_What is required:_ Output nothing but the number of lines that include the word "bestdressed".

_Provided data:_

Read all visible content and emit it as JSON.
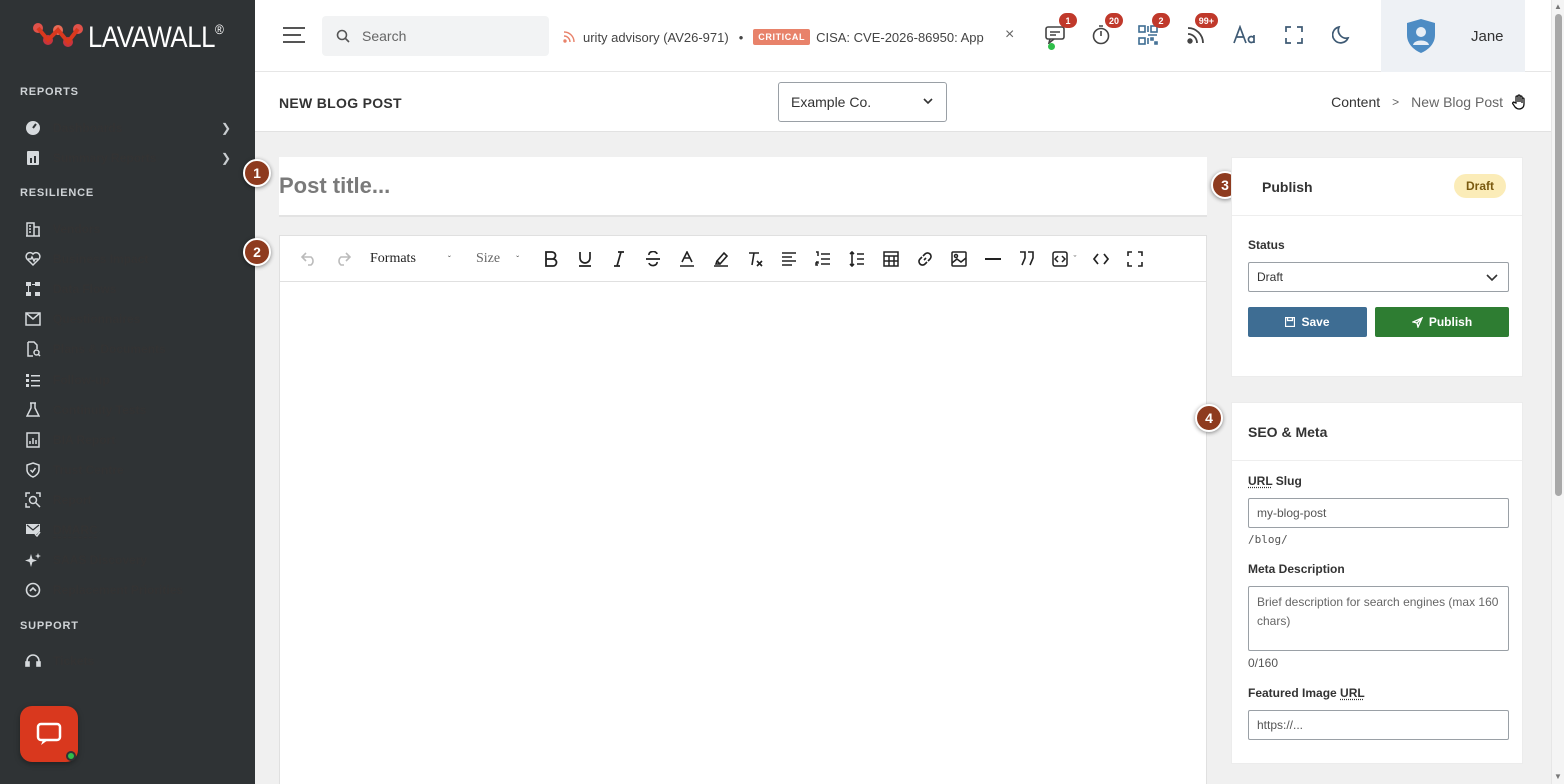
{
  "brand": {
    "name": "LAVAWALL",
    "reg": "®"
  },
  "sidebar": {
    "sections": [
      {
        "label": "REPORTS"
      },
      {
        "label": "RESILIENCE"
      },
      {
        "label": "SUPPORT"
      }
    ],
    "items": [
      {
        "label": "Dashboards",
        "icon": "gauge-icon"
      },
      {
        "label": "Summary Reports",
        "icon": "report-icon"
      },
      {
        "label": "Vendors",
        "icon": "building-icon"
      },
      {
        "label": "Business Impact",
        "icon": "heart-pulse-icon"
      },
      {
        "label": "Data Flows",
        "icon": "sitemap-icon"
      },
      {
        "label": "Questionnaires",
        "icon": "envelope-icon"
      },
      {
        "label": "Plans & Documents",
        "icon": "document-search-icon"
      },
      {
        "label": "Follow-up",
        "icon": "list-check-icon"
      },
      {
        "label": "Continuity Tests",
        "icon": "flask-icon"
      },
      {
        "label": "BIA Report",
        "icon": "chart-file-icon"
      },
      {
        "label": "Trust Centre",
        "icon": "shield-check-icon"
      },
      {
        "label": "Report",
        "icon": "magnify-report-icon"
      },
      {
        "label": "DMARC",
        "icon": "mail-check-icon"
      },
      {
        "label": "SAAS Discovery",
        "icon": "sparkles-icon"
      },
      {
        "label": "Replacement Priorities",
        "icon": "priority-icon"
      },
      {
        "label": "Tickets",
        "icon": "headset-icon"
      }
    ]
  },
  "topbar": {
    "search_placeholder": "Search",
    "ticker_text_1": "urity advisory (AV26-971)",
    "ticker_sep": "•",
    "ticker_badge": "CRITICAL",
    "ticker_text_2": "CISA: CVE-2026-86950: App",
    "close": "×",
    "badges": {
      "messages": "1",
      "timer": "20",
      "qr": "2",
      "feeds": "99+"
    },
    "user_name": "Jane",
    "colors": {
      "badge": "#c0392b",
      "online": "#2fbf4a"
    }
  },
  "subhead": {
    "title": "NEW BLOG POST",
    "org": "Example Co.",
    "breadcrumb_root": "Content",
    "breadcrumb_sep": ">",
    "breadcrumb_current": "New Blog Post"
  },
  "editor": {
    "title_placeholder": "Post title...",
    "formats": "Formats",
    "size": "Size"
  },
  "steps": [
    "1",
    "2",
    "3",
    "4"
  ],
  "publish": {
    "title": "Publish",
    "status_pill": "Draft",
    "status_label": "Status",
    "status_value": "Draft",
    "save": "Save",
    "publish": "Publish",
    "colors": {
      "save": "#3e6d93",
      "publish": "#2e7d32",
      "pill": "#fbecb8"
    }
  },
  "seo": {
    "title": "SEO & Meta",
    "slug_label_abbr": "URL",
    "slug_label_rest": " Slug",
    "slug_placeholder": "my-blog-post",
    "slug_prefix": "/blog/",
    "meta_label": "Meta Description",
    "meta_placeholder": "Brief description for search engines (max 160 chars)",
    "meta_count": "0/160",
    "image_label": "Featured Image ",
    "image_label_abbr": "URL",
    "image_placeholder": "https://..."
  },
  "accent_color": "#d9381e"
}
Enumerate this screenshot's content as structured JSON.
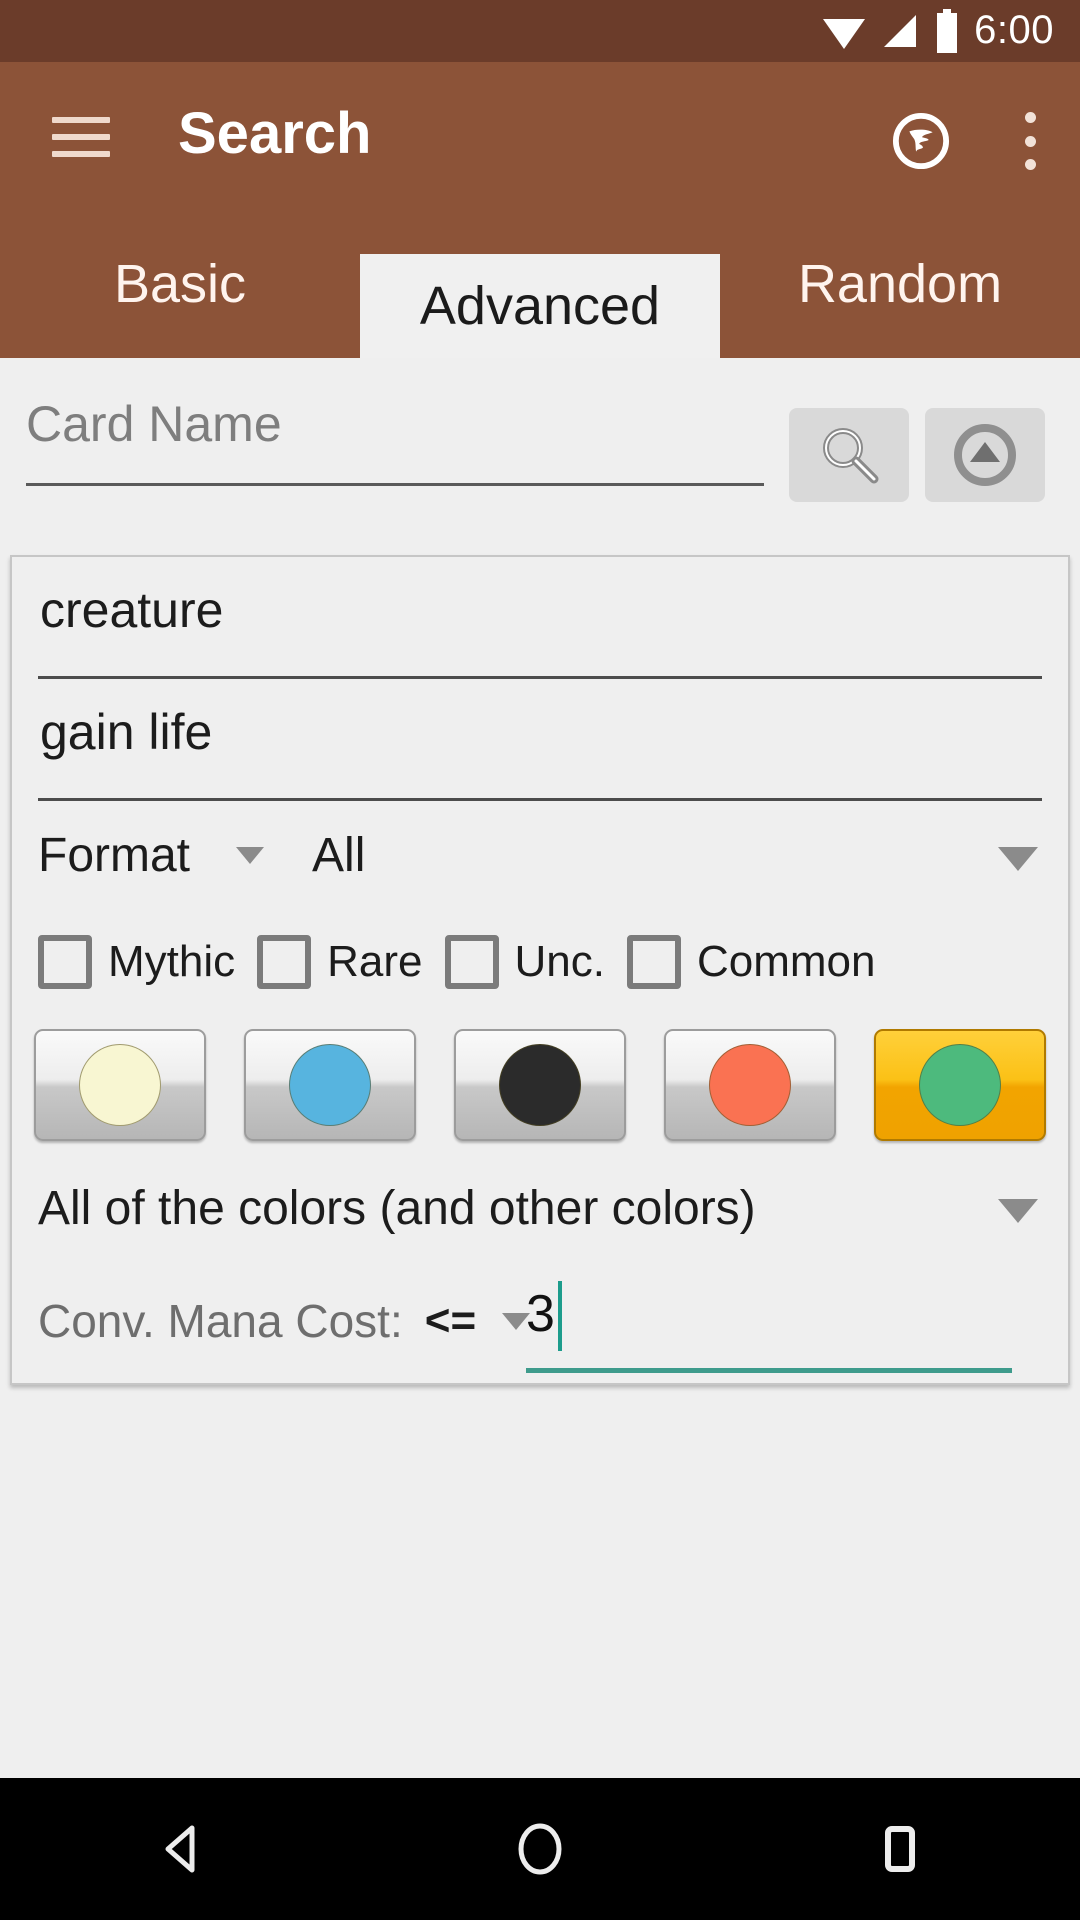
{
  "statusbar": {
    "time": "6:00",
    "icons": [
      "wifi-icon",
      "signal-icon",
      "battery-icon"
    ]
  },
  "appbar": {
    "title": "Search",
    "menu_icon": "hamburger-menu-icon",
    "logo_icon": "app-logo-icon",
    "overflow_icon": "overflow-menu-icon"
  },
  "tabs": [
    {
      "label": "Basic",
      "active": false
    },
    {
      "label": "Advanced",
      "active": true
    },
    {
      "label": "Random",
      "active": false
    }
  ],
  "search_row": {
    "card_name_placeholder": "Card Name",
    "card_name_value": "",
    "search_icon": "magnifier-icon",
    "collapse_icon": "collapse-up-icon"
  },
  "panel": {
    "type_field": {
      "value": "creature",
      "placeholder": ""
    },
    "text_field": {
      "value": "gain life",
      "placeholder": ""
    },
    "format": {
      "label": "Format",
      "value": "All",
      "caret_icon": "chevron-down-icon"
    },
    "rarity": [
      {
        "label": "Mythic",
        "checked": false
      },
      {
        "label": "Rare",
        "checked": false
      },
      {
        "label": "Unc.",
        "checked": false
      },
      {
        "label": "Common",
        "checked": false
      }
    ],
    "mana_colors": [
      {
        "name": "white",
        "hex": "#F8F6D2",
        "selected": false
      },
      {
        "name": "blue",
        "hex": "#57B4DF",
        "selected": false
      },
      {
        "name": "black",
        "hex": "#2B2B2B",
        "selected": false
      },
      {
        "name": "red",
        "hex": "#FA7252",
        "selected": false
      },
      {
        "name": "green",
        "hex": "#4DBA7D",
        "selected": true
      }
    ],
    "color_match": {
      "value": "All of the colors (and other colors)",
      "caret_icon": "chevron-down-icon"
    },
    "cmc": {
      "label": "Conv. Mana Cost:",
      "operator": "<=",
      "value": "3",
      "caret_icon": "chevron-down-icon"
    }
  },
  "navbar": {
    "back": "back-nav-icon",
    "home": "home-nav-icon",
    "recents": "recents-nav-icon"
  },
  "theme": {
    "status_bar": "#6B3C2A",
    "app_bar": "#8C5338",
    "active_tab_bg": "#F0F0F0",
    "page_bg": "#EFEFEF",
    "accent_teal": "#3E9B8C",
    "selected_button": "#F2A400"
  }
}
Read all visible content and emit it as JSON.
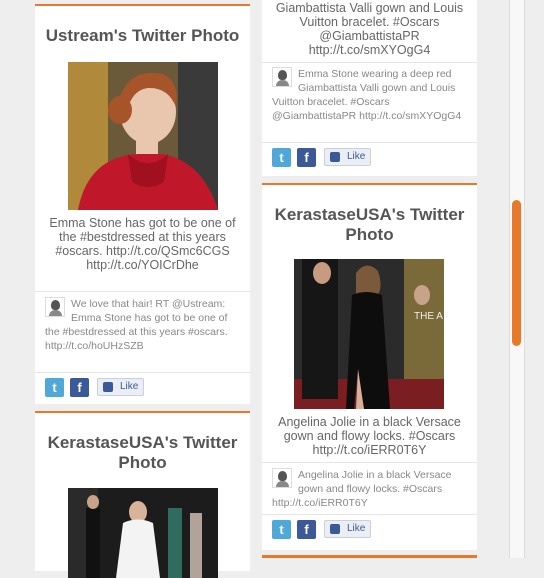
{
  "colors": {
    "accent": "#e8792a",
    "background": "#eeeeee",
    "card": "#ffffff",
    "twitter": "#4fa8d8",
    "facebook": "#3b5998"
  },
  "cards": {
    "c1": {
      "title": "Ustream's Twitter Photo",
      "caption": "Emma Stone has got to be one of the #bestdressed at this years #oscars. http://t.co/QSmc6CGS http://t.co/YOICrDhe",
      "tweet": "We love that hair! RT @Ustream: Emma Stone has got to be one of the #bestdressed at this years #oscars. http://t.co/hoUHzSZB",
      "like_label": "Like"
    },
    "c2": {
      "title": "KerastaseUSA's Twitter Photo"
    },
    "c3": {
      "caption": "Giambattista Valli gown and Louis Vuitton bracelet. #Oscars @GiambattistaPR http://t.co/smXYOgG4",
      "tweet": "Emma Stone wearing a deep red Giambattista Valli gown and Louis Vuitton bracelet. #Oscars @GiambattistaPR http://t.co/smXYOgG4",
      "like_label": "Like"
    },
    "c4": {
      "title": "KerastaseUSA's Twitter Photo",
      "caption": "Angelina Jolie in a black Versace gown and flowy locks. #Oscars http://t.co/iERR0T6Y",
      "tweet": "Angelina Jolie in a black Versace gown and flowy locks. #Oscars http://t.co/iERR0T6Y",
      "like_label": "Like"
    }
  },
  "icons": {
    "twitter": "twitter-icon",
    "facebook": "facebook-icon",
    "like": "like-thumb-icon"
  }
}
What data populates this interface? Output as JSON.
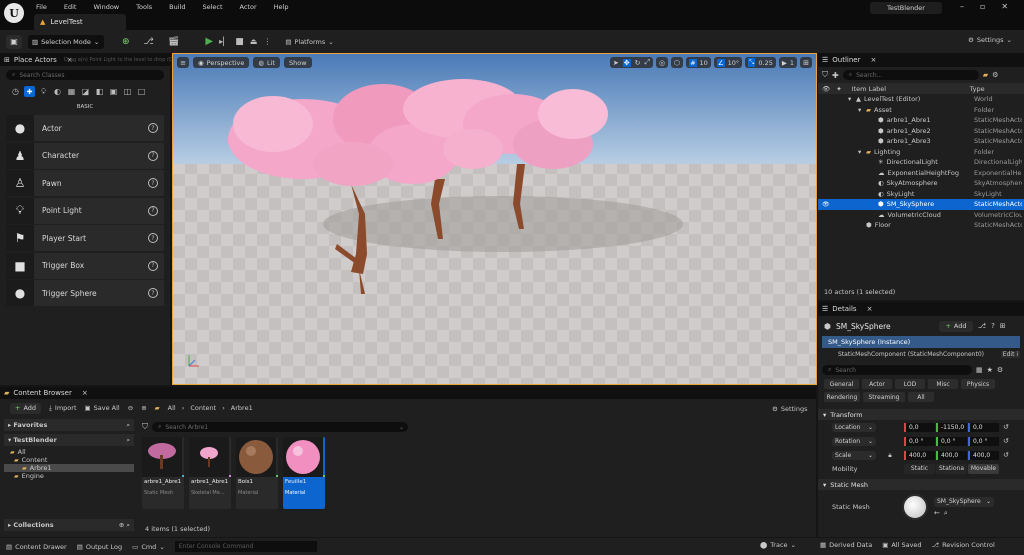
{
  "menu": {
    "items": [
      "File",
      "Edit",
      "Window",
      "Tools",
      "Build",
      "Select",
      "Actor",
      "Help"
    ],
    "project": "TestBlender"
  },
  "level_tab": "LevelTest",
  "toolbar": {
    "mode": "Selection Mode",
    "platforms": "Platforms",
    "settings": "Settings"
  },
  "place_actors": {
    "title": "Place Actors",
    "tooltip": "Drag a(n) Point Light to the level to drop (Ctrl+G)",
    "search_placeholder": "Search Classes",
    "category": "BASIC",
    "items": [
      "Actor",
      "Character",
      "Pawn",
      "Point Light",
      "Player Start",
      "Trigger Box",
      "Trigger Sphere"
    ]
  },
  "viewport": {
    "perspective": "Perspective",
    "lit": "Lit",
    "show": "Show",
    "grid": "10",
    "angle": "10°",
    "scale": "0.25",
    "cams": "1"
  },
  "outliner": {
    "title": "Outliner",
    "search_placeholder": "Search...",
    "col_label": "Item Label",
    "col_type": "Type",
    "rows": [
      {
        "label": "LevelTest (Editor)",
        "type": "World",
        "indent": 30,
        "kind": "world"
      },
      {
        "label": "Asset",
        "type": "Folder",
        "indent": 40,
        "kind": "folder"
      },
      {
        "label": "arbre1_Abre1",
        "type": "StaticMeshActor",
        "indent": 52,
        "kind": "mesh"
      },
      {
        "label": "arbre1_Abre2",
        "type": "StaticMeshActor",
        "indent": 52,
        "kind": "mesh"
      },
      {
        "label": "arbre1_Abre3",
        "type": "StaticMeshActor",
        "indent": 52,
        "kind": "mesh"
      },
      {
        "label": "Lighting",
        "type": "Folder",
        "indent": 40,
        "kind": "folder"
      },
      {
        "label": "DirectionalLight",
        "type": "DirectionalLight",
        "indent": 52,
        "kind": "light"
      },
      {
        "label": "ExponentialHeightFog",
        "type": "ExponentialHeightFog",
        "indent": 52,
        "kind": "fog"
      },
      {
        "label": "SkyAtmosphere",
        "type": "SkyAtmosphere",
        "indent": 52,
        "kind": "sky"
      },
      {
        "label": "SkyLight",
        "type": "SkyLight",
        "indent": 52,
        "kind": "sky"
      },
      {
        "label": "SM_SkySphere",
        "type": "StaticMeshActor",
        "indent": 52,
        "kind": "mesh"
      },
      {
        "label": "VolumetricCloud",
        "type": "VolumetricCloud",
        "indent": 52,
        "kind": "cloud"
      },
      {
        "label": "Floor",
        "type": "StaticMeshActor",
        "indent": 40,
        "kind": "mesh"
      }
    ],
    "status": "10 actors (1 selected)"
  },
  "details": {
    "title": "Details",
    "actor": "SM_SkySphere",
    "add": "Add",
    "instance": "SM_SkySphere (Instance)",
    "component": "StaticMeshComponent (StaticMeshComponent0)",
    "component_edit": "Edit i",
    "search_placeholder": "Search",
    "tabs_row1": [
      "General",
      "Actor",
      "LOD",
      "Misc",
      "Physics"
    ],
    "tabs_row2": [
      "Rendering",
      "Streaming",
      "All"
    ],
    "transform_title": "Transform",
    "location_label": "Location",
    "location": [
      "0,0",
      "-1150,0",
      "0,0"
    ],
    "rotation_label": "Rotation",
    "rotation": [
      "0,0 °",
      "0,0 °",
      "0,0 °"
    ],
    "scale_label": "Scale",
    "scale": [
      "400,0",
      "400,0",
      "400,0"
    ],
    "mobility_label": "Mobility",
    "mobility": [
      "Static",
      "Stationa",
      "Movable"
    ],
    "static_mesh_title": "Static Mesh",
    "static_mesh_label": "Static Mesh",
    "static_mesh_value": "SM_SkySphere"
  },
  "content_browser": {
    "title": "Content Browser",
    "add": "Add",
    "import": "Import",
    "save_all": "Save All",
    "settings": "Settings",
    "path": [
      "All",
      "Content",
      "Arbre1"
    ],
    "search_placeholder": "Search Arbre1",
    "favorites": "Favorites",
    "project": "TestBlender",
    "tree": [
      "All",
      "Content",
      "Arbre1",
      "Engine"
    ],
    "collections": "Collections",
    "assets": [
      {
        "name": "arbre1_Abre1",
        "type": "Static Mesh",
        "kind": "tree"
      },
      {
        "name": "arbre1_Abre1",
        "type": "Skeletal Me...",
        "kind": "branch"
      },
      {
        "name": "Bois1",
        "type": "Material",
        "kind": "wood"
      },
      {
        "name": "Feuille1",
        "type": "Material",
        "kind": "pink"
      }
    ],
    "count": "4 items (1 selected)"
  },
  "statusbar": {
    "content_drawer": "Content Drawer",
    "output_log": "Output Log",
    "cmd": "Cmd",
    "console_placeholder": "Enter Console Command",
    "trace": "Trace",
    "derived": "Derived Data",
    "saved": "All Saved",
    "revision": "Revision Control"
  },
  "colors": {
    "accent": "#0d66d0",
    "selection": "#0d66d0",
    "play_green": "#4caf50"
  }
}
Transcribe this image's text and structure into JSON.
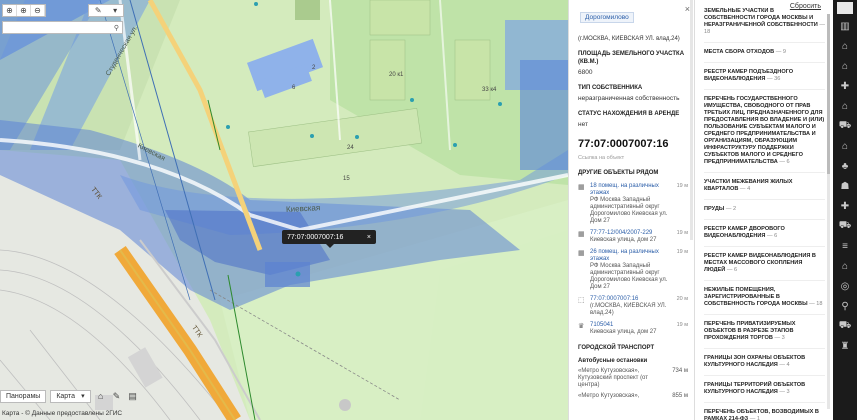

_Complete response:_ 2